Given task = Which lines below hold the word "this"? Copy all of them.

## Start

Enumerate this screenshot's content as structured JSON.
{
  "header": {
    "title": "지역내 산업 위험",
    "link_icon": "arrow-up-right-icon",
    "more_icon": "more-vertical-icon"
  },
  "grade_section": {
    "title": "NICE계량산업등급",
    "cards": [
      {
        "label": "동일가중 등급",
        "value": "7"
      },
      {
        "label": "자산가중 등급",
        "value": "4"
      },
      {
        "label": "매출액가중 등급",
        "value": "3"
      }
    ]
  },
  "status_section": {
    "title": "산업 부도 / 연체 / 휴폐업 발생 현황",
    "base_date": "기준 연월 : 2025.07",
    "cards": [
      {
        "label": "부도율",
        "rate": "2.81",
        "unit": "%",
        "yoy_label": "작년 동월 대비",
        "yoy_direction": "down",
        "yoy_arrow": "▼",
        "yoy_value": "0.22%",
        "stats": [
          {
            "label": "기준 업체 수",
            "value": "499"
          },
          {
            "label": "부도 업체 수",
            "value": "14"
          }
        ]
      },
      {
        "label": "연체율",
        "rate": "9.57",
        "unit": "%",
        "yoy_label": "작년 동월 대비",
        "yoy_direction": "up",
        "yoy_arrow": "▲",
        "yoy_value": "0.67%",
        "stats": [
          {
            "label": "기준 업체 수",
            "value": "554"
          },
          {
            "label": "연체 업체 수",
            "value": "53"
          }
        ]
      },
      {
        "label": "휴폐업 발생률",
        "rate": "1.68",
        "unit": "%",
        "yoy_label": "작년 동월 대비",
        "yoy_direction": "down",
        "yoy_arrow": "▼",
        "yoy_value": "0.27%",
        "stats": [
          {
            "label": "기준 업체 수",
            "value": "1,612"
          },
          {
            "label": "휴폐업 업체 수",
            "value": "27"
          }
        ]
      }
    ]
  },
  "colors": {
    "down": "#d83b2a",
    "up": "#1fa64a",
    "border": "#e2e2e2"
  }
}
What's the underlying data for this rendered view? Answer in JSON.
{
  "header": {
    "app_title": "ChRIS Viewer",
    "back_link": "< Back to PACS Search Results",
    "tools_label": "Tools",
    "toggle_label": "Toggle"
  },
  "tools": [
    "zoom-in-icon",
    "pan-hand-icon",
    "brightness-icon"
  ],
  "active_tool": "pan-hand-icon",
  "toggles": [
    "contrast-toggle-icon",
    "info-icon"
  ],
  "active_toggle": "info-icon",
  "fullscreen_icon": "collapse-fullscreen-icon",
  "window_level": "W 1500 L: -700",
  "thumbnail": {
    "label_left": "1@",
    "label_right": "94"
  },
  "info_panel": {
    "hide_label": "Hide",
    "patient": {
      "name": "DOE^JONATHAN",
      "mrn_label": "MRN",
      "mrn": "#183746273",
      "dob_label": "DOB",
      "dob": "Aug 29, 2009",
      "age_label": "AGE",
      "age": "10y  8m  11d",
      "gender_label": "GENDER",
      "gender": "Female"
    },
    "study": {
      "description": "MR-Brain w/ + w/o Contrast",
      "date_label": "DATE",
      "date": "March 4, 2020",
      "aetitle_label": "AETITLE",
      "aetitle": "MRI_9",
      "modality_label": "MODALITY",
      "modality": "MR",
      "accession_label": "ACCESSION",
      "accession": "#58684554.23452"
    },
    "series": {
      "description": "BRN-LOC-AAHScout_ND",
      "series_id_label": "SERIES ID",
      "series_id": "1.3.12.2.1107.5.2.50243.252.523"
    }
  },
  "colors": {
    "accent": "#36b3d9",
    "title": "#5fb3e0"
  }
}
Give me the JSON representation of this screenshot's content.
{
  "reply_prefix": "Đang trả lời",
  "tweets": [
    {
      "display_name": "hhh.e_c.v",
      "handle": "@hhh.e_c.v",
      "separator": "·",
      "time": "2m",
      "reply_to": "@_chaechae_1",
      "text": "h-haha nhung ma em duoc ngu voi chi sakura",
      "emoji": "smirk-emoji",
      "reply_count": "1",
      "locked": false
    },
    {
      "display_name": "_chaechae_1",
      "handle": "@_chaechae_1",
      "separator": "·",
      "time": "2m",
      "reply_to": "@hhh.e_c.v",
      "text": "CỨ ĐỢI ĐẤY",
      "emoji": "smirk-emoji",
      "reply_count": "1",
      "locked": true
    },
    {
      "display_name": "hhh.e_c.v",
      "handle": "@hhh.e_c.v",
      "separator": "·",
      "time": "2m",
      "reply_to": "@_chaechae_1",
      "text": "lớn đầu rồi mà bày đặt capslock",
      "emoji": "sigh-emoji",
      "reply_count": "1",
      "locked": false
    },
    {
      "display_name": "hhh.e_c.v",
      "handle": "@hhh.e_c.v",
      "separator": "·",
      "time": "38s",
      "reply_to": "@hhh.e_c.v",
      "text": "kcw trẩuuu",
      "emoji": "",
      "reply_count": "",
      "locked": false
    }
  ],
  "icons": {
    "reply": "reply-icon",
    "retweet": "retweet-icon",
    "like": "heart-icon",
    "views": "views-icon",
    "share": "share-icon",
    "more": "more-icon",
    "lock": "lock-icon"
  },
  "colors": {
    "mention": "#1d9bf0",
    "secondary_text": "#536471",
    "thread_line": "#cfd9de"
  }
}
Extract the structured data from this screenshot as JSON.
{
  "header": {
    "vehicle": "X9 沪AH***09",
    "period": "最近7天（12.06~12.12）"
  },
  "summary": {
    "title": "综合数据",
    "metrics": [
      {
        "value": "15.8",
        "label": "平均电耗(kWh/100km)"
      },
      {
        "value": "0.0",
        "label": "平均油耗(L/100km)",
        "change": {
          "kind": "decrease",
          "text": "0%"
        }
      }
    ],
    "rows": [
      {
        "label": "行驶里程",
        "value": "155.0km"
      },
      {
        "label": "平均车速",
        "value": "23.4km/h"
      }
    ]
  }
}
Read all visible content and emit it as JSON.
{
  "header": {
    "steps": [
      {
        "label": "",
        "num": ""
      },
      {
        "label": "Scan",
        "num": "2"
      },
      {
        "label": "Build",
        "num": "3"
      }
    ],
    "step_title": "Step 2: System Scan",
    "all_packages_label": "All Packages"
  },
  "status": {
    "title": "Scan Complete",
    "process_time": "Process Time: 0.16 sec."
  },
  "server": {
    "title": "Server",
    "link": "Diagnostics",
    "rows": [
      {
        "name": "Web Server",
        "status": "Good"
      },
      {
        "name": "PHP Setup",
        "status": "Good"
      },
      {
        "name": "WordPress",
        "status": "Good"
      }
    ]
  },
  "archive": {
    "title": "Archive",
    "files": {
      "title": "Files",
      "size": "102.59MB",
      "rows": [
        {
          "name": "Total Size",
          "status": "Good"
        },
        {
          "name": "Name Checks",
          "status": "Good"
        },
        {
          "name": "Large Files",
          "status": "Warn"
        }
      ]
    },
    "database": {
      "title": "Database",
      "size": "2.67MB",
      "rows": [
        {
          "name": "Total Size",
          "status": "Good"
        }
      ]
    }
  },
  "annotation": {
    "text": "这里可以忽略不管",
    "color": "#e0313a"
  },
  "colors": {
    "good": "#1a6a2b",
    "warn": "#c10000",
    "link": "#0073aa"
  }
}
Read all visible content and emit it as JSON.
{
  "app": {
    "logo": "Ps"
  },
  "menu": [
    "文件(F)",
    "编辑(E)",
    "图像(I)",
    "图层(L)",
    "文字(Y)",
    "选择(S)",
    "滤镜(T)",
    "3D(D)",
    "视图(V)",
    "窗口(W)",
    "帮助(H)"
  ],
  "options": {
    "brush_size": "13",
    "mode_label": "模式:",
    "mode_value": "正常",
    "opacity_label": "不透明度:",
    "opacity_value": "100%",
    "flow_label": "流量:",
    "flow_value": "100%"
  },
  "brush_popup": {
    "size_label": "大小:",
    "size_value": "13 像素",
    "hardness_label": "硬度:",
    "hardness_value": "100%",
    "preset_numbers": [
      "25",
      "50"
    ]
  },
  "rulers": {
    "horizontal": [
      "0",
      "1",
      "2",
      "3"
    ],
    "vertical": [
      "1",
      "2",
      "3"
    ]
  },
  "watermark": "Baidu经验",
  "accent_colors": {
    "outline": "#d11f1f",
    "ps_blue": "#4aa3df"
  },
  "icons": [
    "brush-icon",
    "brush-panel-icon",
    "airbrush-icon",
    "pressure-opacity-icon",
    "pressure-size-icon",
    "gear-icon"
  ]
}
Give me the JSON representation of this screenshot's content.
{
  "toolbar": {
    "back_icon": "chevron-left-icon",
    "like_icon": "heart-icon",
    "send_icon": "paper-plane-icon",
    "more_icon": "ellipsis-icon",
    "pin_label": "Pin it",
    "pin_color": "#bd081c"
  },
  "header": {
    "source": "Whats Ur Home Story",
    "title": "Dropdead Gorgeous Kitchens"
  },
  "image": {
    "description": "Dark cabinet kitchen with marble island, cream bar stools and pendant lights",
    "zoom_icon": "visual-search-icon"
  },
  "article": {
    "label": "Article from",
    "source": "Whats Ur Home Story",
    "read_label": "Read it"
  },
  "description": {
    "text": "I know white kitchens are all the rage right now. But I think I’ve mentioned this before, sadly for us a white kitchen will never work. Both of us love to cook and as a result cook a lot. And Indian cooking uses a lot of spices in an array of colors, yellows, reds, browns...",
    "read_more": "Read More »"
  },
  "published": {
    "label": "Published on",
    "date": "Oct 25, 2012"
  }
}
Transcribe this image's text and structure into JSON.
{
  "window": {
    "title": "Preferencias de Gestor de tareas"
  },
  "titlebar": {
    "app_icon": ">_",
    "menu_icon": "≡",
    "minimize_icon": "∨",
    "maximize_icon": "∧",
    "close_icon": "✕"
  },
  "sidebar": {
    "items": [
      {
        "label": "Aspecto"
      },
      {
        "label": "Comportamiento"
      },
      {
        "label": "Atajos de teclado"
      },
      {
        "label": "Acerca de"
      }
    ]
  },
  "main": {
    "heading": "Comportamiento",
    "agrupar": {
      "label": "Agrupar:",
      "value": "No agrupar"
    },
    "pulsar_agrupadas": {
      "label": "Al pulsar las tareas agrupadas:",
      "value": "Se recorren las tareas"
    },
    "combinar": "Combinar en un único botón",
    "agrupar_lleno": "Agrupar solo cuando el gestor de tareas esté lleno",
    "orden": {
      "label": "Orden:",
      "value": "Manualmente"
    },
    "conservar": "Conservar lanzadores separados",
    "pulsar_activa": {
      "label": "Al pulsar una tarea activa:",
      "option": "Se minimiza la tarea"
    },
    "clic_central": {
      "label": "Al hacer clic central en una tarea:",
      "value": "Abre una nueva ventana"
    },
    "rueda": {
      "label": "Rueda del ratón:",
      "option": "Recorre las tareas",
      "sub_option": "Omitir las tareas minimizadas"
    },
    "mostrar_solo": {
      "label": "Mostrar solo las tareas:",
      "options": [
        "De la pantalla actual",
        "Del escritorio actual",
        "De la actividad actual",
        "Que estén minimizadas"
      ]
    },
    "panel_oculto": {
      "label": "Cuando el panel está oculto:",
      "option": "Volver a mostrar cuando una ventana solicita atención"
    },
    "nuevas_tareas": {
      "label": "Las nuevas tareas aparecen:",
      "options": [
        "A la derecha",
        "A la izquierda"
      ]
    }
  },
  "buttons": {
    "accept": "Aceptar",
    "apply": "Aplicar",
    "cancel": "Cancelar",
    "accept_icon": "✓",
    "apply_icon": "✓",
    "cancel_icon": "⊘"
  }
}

## End

Right answer =
Enumerate this screenshot's content as structured JSON.
What's the underlying data for this rendered view? Answer in JSON.
Give me the JSON representation of this screenshot's content.
Extract the structured data from this screenshot as JSON.
Give me the JSON representation of this screenshot's content.
    "text": "I know white kitchens are all the rage right now. But I think I’ve mentioned this before, sadly for us a white kitchen will never work. Both of us love to cook and as a result cook a lot. And Indian cooking uses a lot of spices in an array of colors, yellows, reds, browns...",
Transcribe this image's text and structure into JSON.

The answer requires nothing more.